━━ Data lines

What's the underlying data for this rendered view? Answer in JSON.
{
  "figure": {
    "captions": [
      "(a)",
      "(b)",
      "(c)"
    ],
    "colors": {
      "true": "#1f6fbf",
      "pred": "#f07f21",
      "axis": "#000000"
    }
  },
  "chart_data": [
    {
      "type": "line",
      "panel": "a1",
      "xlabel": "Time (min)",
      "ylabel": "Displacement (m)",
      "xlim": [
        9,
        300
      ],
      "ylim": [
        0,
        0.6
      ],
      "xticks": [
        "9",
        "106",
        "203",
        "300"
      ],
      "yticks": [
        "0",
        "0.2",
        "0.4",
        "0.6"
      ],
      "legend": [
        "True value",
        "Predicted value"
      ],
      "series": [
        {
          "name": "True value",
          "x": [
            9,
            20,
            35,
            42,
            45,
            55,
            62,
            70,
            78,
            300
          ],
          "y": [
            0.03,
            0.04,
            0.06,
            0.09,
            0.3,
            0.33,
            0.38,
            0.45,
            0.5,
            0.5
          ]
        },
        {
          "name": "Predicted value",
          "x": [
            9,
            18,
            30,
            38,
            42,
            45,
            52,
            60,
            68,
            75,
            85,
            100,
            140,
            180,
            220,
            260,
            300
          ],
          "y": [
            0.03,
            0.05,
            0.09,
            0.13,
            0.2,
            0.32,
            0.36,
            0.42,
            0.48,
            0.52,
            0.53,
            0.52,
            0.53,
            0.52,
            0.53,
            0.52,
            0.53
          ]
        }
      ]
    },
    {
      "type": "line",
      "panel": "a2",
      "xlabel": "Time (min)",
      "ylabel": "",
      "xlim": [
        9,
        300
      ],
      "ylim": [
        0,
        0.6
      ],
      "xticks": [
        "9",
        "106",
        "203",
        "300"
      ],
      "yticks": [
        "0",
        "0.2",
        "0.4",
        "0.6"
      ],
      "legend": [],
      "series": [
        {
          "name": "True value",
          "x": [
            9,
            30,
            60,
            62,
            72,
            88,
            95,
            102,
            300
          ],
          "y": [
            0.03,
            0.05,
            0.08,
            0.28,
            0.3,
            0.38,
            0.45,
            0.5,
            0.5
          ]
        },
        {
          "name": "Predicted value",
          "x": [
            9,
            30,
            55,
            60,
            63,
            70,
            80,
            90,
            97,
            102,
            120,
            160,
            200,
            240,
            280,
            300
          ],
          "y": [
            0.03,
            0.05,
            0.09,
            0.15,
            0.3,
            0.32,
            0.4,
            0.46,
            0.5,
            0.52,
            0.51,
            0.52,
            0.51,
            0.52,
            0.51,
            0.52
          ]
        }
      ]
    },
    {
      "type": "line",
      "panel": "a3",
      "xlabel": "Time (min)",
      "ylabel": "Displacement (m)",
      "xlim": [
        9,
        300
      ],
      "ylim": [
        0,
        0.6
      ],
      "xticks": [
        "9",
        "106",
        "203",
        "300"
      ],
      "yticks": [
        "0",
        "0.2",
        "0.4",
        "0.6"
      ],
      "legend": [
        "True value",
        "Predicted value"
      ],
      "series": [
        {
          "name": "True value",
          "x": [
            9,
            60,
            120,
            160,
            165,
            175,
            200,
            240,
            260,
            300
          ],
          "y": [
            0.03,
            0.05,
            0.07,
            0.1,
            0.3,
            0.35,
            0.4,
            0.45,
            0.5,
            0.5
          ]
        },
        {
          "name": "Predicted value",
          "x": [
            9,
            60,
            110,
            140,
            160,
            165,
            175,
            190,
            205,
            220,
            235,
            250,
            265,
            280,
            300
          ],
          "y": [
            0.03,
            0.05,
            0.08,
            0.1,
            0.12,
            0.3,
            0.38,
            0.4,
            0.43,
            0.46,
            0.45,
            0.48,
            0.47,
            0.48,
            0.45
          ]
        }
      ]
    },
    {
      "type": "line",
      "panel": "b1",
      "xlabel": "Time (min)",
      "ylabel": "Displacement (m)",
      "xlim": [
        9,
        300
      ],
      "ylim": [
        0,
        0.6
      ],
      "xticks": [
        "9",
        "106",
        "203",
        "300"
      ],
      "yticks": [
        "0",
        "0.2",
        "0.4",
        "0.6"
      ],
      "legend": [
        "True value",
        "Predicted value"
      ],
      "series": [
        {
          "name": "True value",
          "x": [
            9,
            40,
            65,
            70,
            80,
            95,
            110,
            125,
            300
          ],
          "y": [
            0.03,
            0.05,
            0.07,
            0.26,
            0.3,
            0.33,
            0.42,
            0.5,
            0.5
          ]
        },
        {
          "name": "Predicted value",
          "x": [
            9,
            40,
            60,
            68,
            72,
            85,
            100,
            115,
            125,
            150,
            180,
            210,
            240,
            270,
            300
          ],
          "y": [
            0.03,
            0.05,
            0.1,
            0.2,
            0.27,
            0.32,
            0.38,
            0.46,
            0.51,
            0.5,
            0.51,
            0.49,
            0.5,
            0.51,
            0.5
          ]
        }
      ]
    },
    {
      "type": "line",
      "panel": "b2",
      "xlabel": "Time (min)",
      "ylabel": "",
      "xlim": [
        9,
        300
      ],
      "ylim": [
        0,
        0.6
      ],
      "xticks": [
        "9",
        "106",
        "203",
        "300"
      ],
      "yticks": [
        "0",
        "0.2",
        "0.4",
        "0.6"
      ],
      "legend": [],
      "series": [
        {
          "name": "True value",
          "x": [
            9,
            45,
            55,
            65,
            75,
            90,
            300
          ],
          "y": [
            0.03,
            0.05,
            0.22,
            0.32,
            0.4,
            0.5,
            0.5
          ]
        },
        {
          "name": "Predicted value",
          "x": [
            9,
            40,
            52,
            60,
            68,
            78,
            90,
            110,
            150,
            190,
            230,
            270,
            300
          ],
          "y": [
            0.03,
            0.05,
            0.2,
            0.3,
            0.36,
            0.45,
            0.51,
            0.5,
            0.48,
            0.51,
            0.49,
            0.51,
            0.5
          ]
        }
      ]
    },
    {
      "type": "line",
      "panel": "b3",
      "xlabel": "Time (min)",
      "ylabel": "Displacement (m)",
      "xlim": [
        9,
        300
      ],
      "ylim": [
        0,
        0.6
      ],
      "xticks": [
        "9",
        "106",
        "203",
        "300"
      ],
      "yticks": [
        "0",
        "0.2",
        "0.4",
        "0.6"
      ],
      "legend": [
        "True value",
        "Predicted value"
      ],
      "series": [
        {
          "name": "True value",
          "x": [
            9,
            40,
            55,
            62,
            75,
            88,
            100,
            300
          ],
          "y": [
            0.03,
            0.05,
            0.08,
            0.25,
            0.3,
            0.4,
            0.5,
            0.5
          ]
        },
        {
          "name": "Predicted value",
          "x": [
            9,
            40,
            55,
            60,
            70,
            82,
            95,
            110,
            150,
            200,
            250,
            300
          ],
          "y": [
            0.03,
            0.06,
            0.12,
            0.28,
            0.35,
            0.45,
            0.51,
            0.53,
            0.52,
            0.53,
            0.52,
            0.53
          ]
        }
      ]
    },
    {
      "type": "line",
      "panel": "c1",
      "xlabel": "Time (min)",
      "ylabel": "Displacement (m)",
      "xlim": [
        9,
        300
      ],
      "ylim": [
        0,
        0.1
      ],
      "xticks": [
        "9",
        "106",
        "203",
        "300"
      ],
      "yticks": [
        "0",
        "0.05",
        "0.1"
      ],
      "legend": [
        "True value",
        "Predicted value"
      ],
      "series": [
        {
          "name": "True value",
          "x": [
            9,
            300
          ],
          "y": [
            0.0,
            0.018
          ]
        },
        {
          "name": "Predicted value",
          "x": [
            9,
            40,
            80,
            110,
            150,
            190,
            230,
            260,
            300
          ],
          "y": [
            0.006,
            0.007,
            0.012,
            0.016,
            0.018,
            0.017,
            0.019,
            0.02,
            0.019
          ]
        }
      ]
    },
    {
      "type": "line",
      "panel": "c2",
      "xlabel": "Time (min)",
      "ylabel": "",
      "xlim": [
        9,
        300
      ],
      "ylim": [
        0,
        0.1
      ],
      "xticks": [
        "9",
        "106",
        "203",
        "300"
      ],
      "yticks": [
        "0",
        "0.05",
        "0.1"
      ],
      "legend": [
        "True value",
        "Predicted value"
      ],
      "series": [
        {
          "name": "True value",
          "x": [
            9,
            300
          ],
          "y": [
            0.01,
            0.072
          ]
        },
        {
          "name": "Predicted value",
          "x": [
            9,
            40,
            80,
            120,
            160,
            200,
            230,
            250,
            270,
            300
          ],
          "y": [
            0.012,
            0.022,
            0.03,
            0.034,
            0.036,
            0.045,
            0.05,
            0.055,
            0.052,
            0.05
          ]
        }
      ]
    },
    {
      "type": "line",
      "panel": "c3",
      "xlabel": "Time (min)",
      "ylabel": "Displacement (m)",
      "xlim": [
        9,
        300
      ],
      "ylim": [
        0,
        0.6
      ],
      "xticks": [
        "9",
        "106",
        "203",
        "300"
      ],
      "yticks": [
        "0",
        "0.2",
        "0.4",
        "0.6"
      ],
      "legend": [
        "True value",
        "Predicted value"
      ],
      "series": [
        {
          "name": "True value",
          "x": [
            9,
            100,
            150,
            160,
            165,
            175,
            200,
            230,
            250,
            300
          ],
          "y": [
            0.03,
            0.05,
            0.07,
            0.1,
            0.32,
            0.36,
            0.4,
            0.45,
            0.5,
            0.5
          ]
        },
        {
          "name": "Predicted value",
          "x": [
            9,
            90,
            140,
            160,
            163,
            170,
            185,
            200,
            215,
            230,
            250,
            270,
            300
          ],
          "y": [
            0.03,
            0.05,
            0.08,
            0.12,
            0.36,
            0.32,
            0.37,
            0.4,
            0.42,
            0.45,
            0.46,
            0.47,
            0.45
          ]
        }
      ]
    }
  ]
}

━━━━

Extract all lines containing the word "panel".

      "panel": "a1",
      "panel": "a2",
      "panel": "a3",
      "panel": "b1",
      "panel": "b2",
      "panel": "b3",
      "panel": "c1",
      "panel": "c2",
      "panel": "c3",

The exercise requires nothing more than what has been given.